_What you should do_
Identify all lines in the data containing the string "bolts". Copy them out.

_Excerpted records_
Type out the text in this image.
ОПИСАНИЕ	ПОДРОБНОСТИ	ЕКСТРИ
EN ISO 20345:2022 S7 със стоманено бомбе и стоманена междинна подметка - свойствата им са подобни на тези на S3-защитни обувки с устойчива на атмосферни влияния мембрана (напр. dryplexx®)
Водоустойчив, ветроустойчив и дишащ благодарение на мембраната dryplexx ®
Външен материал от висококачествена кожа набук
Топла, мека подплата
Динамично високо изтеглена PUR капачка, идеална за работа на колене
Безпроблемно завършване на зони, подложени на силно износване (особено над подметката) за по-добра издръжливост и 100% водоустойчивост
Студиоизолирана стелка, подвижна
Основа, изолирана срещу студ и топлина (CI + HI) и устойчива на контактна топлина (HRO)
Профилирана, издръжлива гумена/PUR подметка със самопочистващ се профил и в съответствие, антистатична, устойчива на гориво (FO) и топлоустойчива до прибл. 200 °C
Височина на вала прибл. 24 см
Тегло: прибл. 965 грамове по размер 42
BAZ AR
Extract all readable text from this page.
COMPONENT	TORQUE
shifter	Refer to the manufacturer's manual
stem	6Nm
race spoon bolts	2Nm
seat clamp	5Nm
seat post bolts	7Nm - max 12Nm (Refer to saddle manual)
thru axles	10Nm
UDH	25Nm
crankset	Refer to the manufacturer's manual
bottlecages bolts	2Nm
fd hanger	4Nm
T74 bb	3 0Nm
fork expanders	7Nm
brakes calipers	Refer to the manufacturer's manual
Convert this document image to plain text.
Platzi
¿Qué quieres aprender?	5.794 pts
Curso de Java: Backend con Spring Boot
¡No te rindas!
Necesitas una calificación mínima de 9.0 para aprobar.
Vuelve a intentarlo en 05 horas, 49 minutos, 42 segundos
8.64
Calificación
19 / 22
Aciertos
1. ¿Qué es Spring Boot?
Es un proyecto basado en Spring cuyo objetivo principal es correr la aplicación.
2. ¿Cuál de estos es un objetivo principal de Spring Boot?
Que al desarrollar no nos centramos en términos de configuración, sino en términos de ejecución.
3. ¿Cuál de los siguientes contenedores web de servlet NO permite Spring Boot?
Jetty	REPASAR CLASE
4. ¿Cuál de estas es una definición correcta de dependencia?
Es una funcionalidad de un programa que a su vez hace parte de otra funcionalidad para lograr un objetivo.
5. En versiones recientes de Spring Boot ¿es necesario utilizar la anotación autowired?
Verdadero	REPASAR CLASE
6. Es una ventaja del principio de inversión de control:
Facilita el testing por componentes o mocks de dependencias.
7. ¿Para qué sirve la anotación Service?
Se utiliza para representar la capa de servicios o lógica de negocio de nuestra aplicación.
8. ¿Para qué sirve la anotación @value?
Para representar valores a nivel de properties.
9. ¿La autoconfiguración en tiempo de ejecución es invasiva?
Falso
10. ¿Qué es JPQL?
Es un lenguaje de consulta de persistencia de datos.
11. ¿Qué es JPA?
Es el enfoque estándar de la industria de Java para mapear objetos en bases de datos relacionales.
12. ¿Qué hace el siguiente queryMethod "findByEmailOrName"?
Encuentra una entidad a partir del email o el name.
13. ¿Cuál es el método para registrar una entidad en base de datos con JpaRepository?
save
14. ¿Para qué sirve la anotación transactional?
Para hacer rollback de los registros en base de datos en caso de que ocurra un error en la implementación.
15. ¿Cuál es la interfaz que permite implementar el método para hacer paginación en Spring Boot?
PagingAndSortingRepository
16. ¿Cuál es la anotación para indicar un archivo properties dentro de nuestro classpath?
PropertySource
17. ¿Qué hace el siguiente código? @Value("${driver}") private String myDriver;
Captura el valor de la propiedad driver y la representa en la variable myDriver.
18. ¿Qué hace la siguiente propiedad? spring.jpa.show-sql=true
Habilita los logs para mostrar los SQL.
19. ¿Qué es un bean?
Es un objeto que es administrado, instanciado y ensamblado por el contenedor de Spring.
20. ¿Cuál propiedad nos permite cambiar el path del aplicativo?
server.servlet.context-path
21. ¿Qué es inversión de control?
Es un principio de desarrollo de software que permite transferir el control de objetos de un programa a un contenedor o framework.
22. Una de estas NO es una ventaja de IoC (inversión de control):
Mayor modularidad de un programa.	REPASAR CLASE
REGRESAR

_Correct output_
race spoon bolts	2Nm
seat post bolts	7Nm - max 12Nm (Refer to saddle manual)
bottlecages bolts	2Nm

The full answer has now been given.